## Begin Dataset rows

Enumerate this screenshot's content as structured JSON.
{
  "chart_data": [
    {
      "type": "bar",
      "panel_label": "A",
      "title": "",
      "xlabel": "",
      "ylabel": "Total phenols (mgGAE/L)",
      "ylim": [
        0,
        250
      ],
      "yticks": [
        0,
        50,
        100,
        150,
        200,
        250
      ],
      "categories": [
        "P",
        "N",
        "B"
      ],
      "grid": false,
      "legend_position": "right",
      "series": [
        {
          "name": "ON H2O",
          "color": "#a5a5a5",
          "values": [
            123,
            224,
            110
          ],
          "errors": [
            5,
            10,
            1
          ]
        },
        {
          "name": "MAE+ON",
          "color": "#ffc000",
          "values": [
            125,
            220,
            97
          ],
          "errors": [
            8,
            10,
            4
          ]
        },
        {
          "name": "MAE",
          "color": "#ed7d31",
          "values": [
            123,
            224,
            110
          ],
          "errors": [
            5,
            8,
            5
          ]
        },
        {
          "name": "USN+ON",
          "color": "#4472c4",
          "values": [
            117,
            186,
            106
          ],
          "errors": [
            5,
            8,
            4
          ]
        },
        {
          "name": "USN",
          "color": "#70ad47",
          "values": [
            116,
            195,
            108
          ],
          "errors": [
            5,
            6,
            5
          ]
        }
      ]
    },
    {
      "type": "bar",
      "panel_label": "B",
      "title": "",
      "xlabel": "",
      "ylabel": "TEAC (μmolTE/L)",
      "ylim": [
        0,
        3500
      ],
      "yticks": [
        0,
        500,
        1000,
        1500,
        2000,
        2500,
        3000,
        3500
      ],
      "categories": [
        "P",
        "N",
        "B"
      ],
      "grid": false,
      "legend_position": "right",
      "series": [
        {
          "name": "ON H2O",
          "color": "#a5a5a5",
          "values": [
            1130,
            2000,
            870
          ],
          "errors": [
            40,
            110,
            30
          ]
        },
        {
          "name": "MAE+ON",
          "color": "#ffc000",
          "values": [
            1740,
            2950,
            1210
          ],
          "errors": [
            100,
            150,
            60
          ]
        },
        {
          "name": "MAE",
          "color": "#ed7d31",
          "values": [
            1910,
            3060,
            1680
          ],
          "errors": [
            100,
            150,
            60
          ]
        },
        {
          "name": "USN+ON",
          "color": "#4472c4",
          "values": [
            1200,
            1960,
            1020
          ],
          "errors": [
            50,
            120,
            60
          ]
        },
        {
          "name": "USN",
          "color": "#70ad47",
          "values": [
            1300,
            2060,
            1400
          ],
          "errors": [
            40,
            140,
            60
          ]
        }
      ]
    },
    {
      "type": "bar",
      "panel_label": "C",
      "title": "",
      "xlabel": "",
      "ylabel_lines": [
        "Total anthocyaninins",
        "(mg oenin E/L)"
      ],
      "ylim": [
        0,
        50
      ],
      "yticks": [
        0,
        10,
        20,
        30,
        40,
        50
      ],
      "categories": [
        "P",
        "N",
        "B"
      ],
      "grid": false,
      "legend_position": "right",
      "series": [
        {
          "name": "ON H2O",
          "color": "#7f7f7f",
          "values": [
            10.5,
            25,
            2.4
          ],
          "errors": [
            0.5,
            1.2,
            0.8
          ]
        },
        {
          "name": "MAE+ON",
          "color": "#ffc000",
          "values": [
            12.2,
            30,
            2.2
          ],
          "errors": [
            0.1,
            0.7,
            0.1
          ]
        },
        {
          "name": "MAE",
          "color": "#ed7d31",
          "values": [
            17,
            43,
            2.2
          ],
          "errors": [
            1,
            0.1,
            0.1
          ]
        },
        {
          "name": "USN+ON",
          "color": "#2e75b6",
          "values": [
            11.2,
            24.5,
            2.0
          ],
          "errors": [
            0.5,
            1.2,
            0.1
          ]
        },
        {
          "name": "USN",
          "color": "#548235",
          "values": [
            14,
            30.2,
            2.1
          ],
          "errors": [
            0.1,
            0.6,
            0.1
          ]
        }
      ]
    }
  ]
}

## End Dataset rows

Goal
The records above are to be repeated exactly, in their entirety.

Result
Enumerate this screenshot's content as structured JSON.
{
  "chart_data": [
    {
      "type": "bar",
      "panel_label": "A",
      "title": "",
      "xlabel": "",
      "ylabel": "Total phenols (mgGAE/L)",
      "ylim": [
        0,
        250
      ],
      "yticks": [
        0,
        50,
        100,
        150,
        200,
        250
      ],
      "categories": [
        "P",
        "N",
        "B"
      ],
      "grid": false,
      "legend_position": "right",
      "series": [
        {
          "name": "ON H2O",
          "color": "#a5a5a5",
          "values": [
            123,
            224,
            110
          ],
          "errors": [
            5,
            10,
            1
          ]
        },
        {
          "name": "MAE+ON",
          "color": "#ffc000",
          "values": [
            125,
            220,
            97
          ],
          "errors": [
            8,
            10,
            4
          ]
        },
        {
          "name": "MAE",
          "color": "#ed7d31",
          "values": [
            123,
            224,
            110
          ],
          "errors": [
            5,
            8,
            5
          ]
        },
        {
          "name": "USN+ON",
          "color": "#4472c4",
          "values": [
            117,
            186,
            106
          ],
          "errors": [
            5,
            8,
            4
          ]
        },
        {
          "name": "USN",
          "color": "#70ad47",
          "values": [
            116,
            195,
            108
          ],
          "errors": [
            5,
            6,
            5
          ]
        }
      ]
    },
    {
      "type": "bar",
      "panel_label": "B",
      "title": "",
      "xlabel": "",
      "ylabel": "TEAC (μmolTE/L)",
      "ylim": [
        0,
        3500
      ],
      "yticks": [
        0,
        500,
        1000,
        1500,
        2000,
        2500,
        3000,
        3500
      ],
      "categories": [
        "P",
        "N",
        "B"
      ],
      "grid": false,
      "legend_position": "right",
      "series": [
        {
          "name": "ON H2O",
          "color": "#a5a5a5",
          "values": [
            1130,
            2000,
            870
          ],
          "errors": [
            40,
            110,
            30
          ]
        },
        {
          "name": "MAE+ON",
          "color": "#ffc000",
          "values": [
            1740,
            2950,
            1210
          ],
          "errors": [
            100,
            150,
            60
          ]
        },
        {
          "name": "MAE",
          "color": "#ed7d31",
          "values": [
            1910,
            3060,
            1680
          ],
          "errors": [
            100,
            150,
            60
          ]
        },
        {
          "name": "USN+ON",
          "color": "#4472c4",
          "values": [
            1200,
            1960,
            1020
          ],
          "errors": [
            50,
            120,
            60
          ]
        },
        {
          "name": "USN",
          "color": "#70ad47",
          "values": [
            1300,
            2060,
            1400
          ],
          "errors": [
            40,
            140,
            60
          ]
        }
      ]
    },
    {
      "type": "bar",
      "panel_label": "C",
      "title": "",
      "xlabel": "",
      "ylabel_lines": [
        "Total anthocyaninins",
        "(mg oenin E/L)"
      ],
      "ylim": [
        0,
        50
      ],
      "yticks": [
        0,
        10,
        20,
        30,
        40,
        50
      ],
      "categories": [
        "P",
        "N",
        "B"
      ],
      "grid": false,
      "legend_position": "right",
      "series": [
        {
          "name": "ON H2O",
          "color": "#7f7f7f",
          "values": [
            10.5,
            25,
            2.4
          ],
          "errors": [
            0.5,
            1.2,
            0.8
          ]
        },
        {
          "name": "MAE+ON",
          "color": "#ffc000",
          "values": [
            12.2,
            30,
            2.2
          ],
          "errors": [
            0.1,
            0.7,
            0.1
          ]
        },
        {
          "name": "MAE",
          "color": "#ed7d31",
          "values": [
            17,
            43,
            2.2
          ],
          "errors": [
            1,
            0.1,
            0.1
          ]
        },
        {
          "name": "USN+ON",
          "color": "#2e75b6",
          "values": [
            11.2,
            24.5,
            2.0
          ],
          "errors": [
            0.5,
            1.2,
            0.1
          ]
        },
        {
          "name": "USN",
          "color": "#548235",
          "values": [
            14,
            30.2,
            2.1
          ],
          "errors": [
            0.1,
            0.6,
            0.1
          ]
        }
      ]
    }
  ]
}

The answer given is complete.